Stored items
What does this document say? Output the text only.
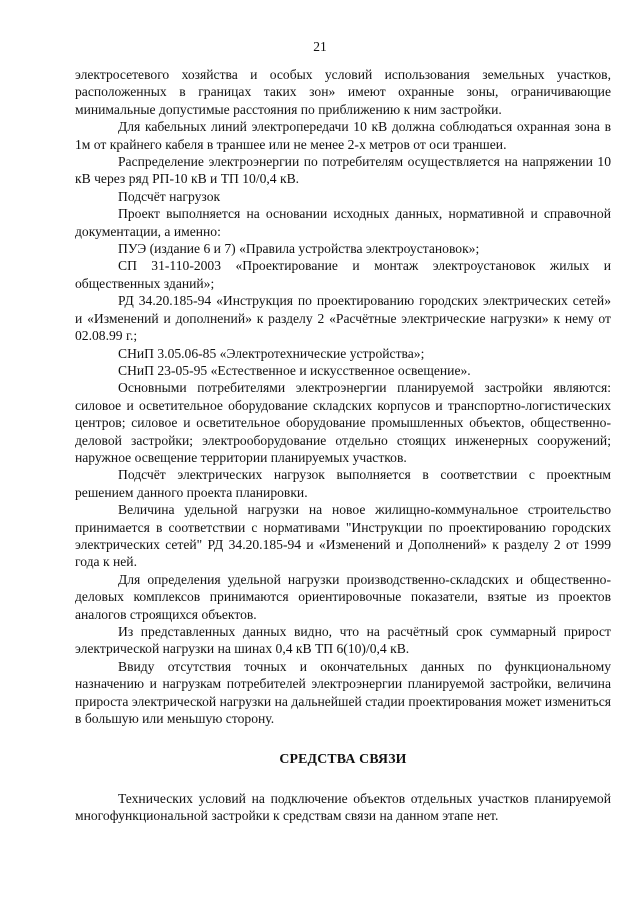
21

электросетевого хозяйства и особых условий использования земельных участков, расположенных в границах таких зон» имеют охранные зоны, ограничивающие минимальные допустимые расстояния по приближению к ним застройки.

Для кабельных линий электропередачи 10 кВ должна соблюдаться охранная зона в 1м от крайнего кабеля в траншее или не менее 2-х метров от оси траншеи.

Распределение электроэнергии по потребителям осуществляется на напряжении 10 кВ через ряд РП-10 кВ и ТП 10/0,4 кВ.

Подсчёт нагрузок

Проект выполняется на основании исходных данных, нормативной и справочной документации, а именно:

ПУЭ (издание 6 и 7) «Правила устройства электроустановок»;

СП 31-110-2003 «Проектирование и монтаж электроустановок жилых и общественных зданий»;

РД 34.20.185-94 «Инструкция по проектированию городских электрических сетей» и «Изменений и дополнений» к разделу 2 «Расчётные электрические нагрузки» к нему от 02.08.99 г.;

СНиП 3.05.06-85 «Электротехнические устройства»;

СНиП 23-05-95 «Естественное и искусственное освещение».

Основными потребителями электроэнергии планируемой застройки являются: силовое и осветительное оборудование складских корпусов и транспортно-логистических центров; силовое и осветительное оборудование промышленных объектов, общественно-деловой застройки; электрооборудование отдельно стоящих инженерных сооружений; наружное освещение территории планируемых участков.

Подсчёт электрических нагрузок выполняется в соответствии с проектным решением данного проекта планировки.

Величина удельной нагрузки на новое жилищно-коммунальное строительство принимается в соответствии с нормативами "Инструкции по проектированию городских электрических сетей" РД 34.20.185-94 и «Изменений и Дополнений» к разделу 2 от 1999 года к ней.

Для определения удельной нагрузки производственно-складских и общественно-деловых комплексов принимаются ориентировочные показатели, взятые из проектов аналогов строящихся объектов.

Из представленных данных видно, что на расчётный срок суммарный прирост электрической нагрузки на шинах 0,4 кВ ТП 6(10)/0,4 кВ.

Ввиду отсутствия точных и окончательных данных по функциональному назначению и нагрузкам потребителей электроэнергии планируемой застройки, величина прироста электрической нагрузки на дальнейшей стадии проектирования может измениться в большую или меньшую сторону.

СРЕДСТВА СВЯЗИ

Технических условий на подключение объектов отдельных участков планируемой многофункциональной застройки к средствам связи на данном этапе нет.
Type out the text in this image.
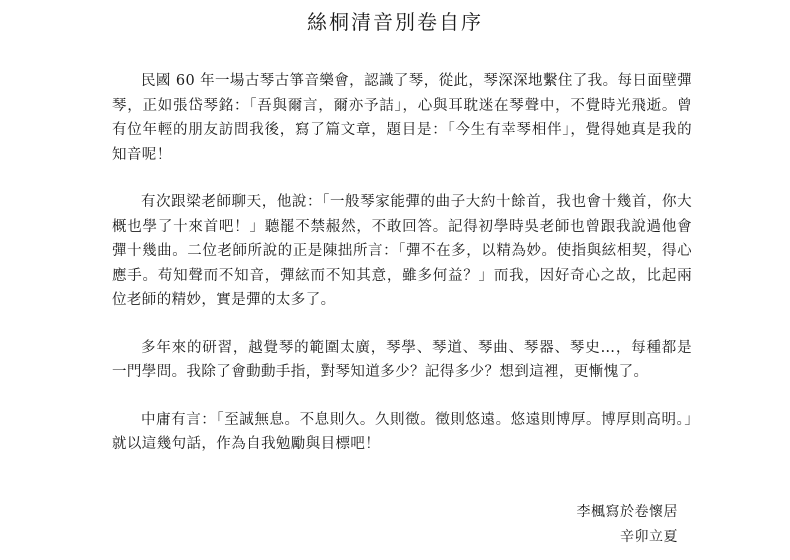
絲桐清音別卷自序

民國 60 年一場古琴古箏音樂會，認識了琴，從此，琴深深地繫住了我。每日面壁彈琴，正如張岱琴銘：「吾與爾言，爾亦予詰」，心與耳耽迷在琴聲中，不覺時光飛逝。曾有位年輕的朋友訪問我後，寫了篇文章，題目是：「今生有幸琴相伴」，覺得她真是我的知音呢！

有次跟梁老師聊天，他說：「一般琴家能彈的曲子大約十餘首，我也會十幾首，你大概也學了十來首吧！」聽罷不禁赧然，不敢回答。記得初學時吳老師也曾跟我說過他會彈十幾曲。二位老師所說的正是陳拙所言：「彈不在多，以精為妙。使指與絃相契，得心應手。苟知聲而不知音，彈絃而不知其意，雖多何益？」而我，因好奇心之故，比起兩位老師的精妙，實是彈的太多了。

多年來的研習，越覺琴的範圍太廣，琴學、琴道、琴曲、琴器、琴史…，每種都是一門學問。我除了會動動手指，對琴知道多少？記得多少？想到這裡，更慚愧了。

中庸有言：「至誠無息。不息則久。久則徵。徵則悠遠。悠遠則博厚。博厚則高明。」就以這幾句話，作為自我勉勵與目標吧！

李楓寫於卷懷居
辛卯立夏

### Exercise brief
Pictures are excluded; copy every other part of the records exactly.

### Response to this exercise
What does this document say? Output the text only.
21

электросетевого хозяйства и особых условий использования земельных участков, расположенных в границах таких зон» имеют охранные зоны, ограничивающие минимальные допустимые расстояния по приближению к ним застройки.

Для кабельных линий электропередачи 10 кВ должна соблюдаться охранная зона в 1м от крайнего кабеля в траншее или не менее 2-х метров от оси траншеи.

Распределение электроэнергии по потребителям осуществляется на напряжении 10 кВ через ряд РП-10 кВ и ТП 10/0,4 кВ.

Подсчёт нагрузок

Проект выполняется на основании исходных данных, нормативной и справочной документации, а именно:

ПУЭ (издание 6 и 7) «Правила устройства электроустановок»;

СП 31-110-2003 «Проектирование и монтаж электроустановок жилых и общественных зданий»;

РД 34.20.185-94 «Инструкция по проектированию городских электрических сетей» и «Изменений и дополнений» к разделу 2 «Расчётные электрические нагрузки» к нему от 02.08.99 г.;

СНиП 3.05.06-85 «Электротехнические устройства»;

СНиП 23-05-95 «Естественное и искусственное освещение».

Основными потребителями электроэнергии планируемой застройки являются: силовое и осветительное оборудование складских корпусов и транспортно-логистических центров; силовое и осветительное оборудование промышленных объектов, общественно-деловой застройки; электрооборудование отдельно стоящих инженерных сооружений; наружное освещение территории планируемых участков.

Подсчёт электрических нагрузок выполняется в соответствии с проектным решением данного проекта планировки.

Величина удельной нагрузки на новое жилищно-коммунальное строительство принимается в соответствии с нормативами "Инструкции по проектированию городских электрических сетей" РД 34.20.185-94 и «Изменений и Дополнений» к разделу 2 от 1999 года к ней.

Для определения удельной нагрузки производственно-складских и общественно-деловых комплексов принимаются ориентировочные показатели, взятые из проектов аналогов строящихся объектов.

Из представленных данных видно, что на расчётный срок суммарный прирост электрической нагрузки на шинах 0,4 кВ ТП 6(10)/0,4 кВ.

Ввиду отсутствия точных и окончательных данных по функциональному назначению и нагрузкам потребителей электроэнергии планируемой застройки, величина прироста электрической нагрузки на дальнейшей стадии проектирования может измениться в большую или меньшую сторону.

СРЕДСТВА СВЯЗИ

Технических условий на подключение объектов отдельных участков планируемой многофункциональной застройки к средствам связи на данном этапе нет.
Type out the text in this image.
絲桐清音別卷自序

民國 60 年一場古琴古箏音樂會，認識了琴，從此，琴深深地繫住了我。每日面壁彈琴，正如張岱琴銘：「吾與爾言，爾亦予詰」，心與耳耽迷在琴聲中，不覺時光飛逝。曾有位年輕的朋友訪問我後，寫了篇文章，題目是：「今生有幸琴相伴」，覺得她真是我的知音呢！

有次跟梁老師聊天，他說：「一般琴家能彈的曲子大約十餘首，我也會十幾首，你大概也學了十來首吧！」聽罷不禁赧然，不敢回答。記得初學時吳老師也曾跟我說過他會彈十幾曲。二位老師所說的正是陳拙所言：「彈不在多，以精為妙。使指與絃相契，得心應手。苟知聲而不知音，彈絃而不知其意，雖多何益？」而我，因好奇心之故，比起兩位老師的精妙，實是彈的太多了。

多年來的研習，越覺琴的範圍太廣，琴學、琴道、琴曲、琴器、琴史…，每種都是一門學問。我除了會動動手指，對琴知道多少？記得多少？想到這裡，更慚愧了。

中庸有言：「至誠無息。不息則久。久則徵。徵則悠遠。悠遠則博厚。博厚則高明。」就以這幾句話，作為自我勉勵與目標吧！

李楓寫於卷懷居
辛卯立夏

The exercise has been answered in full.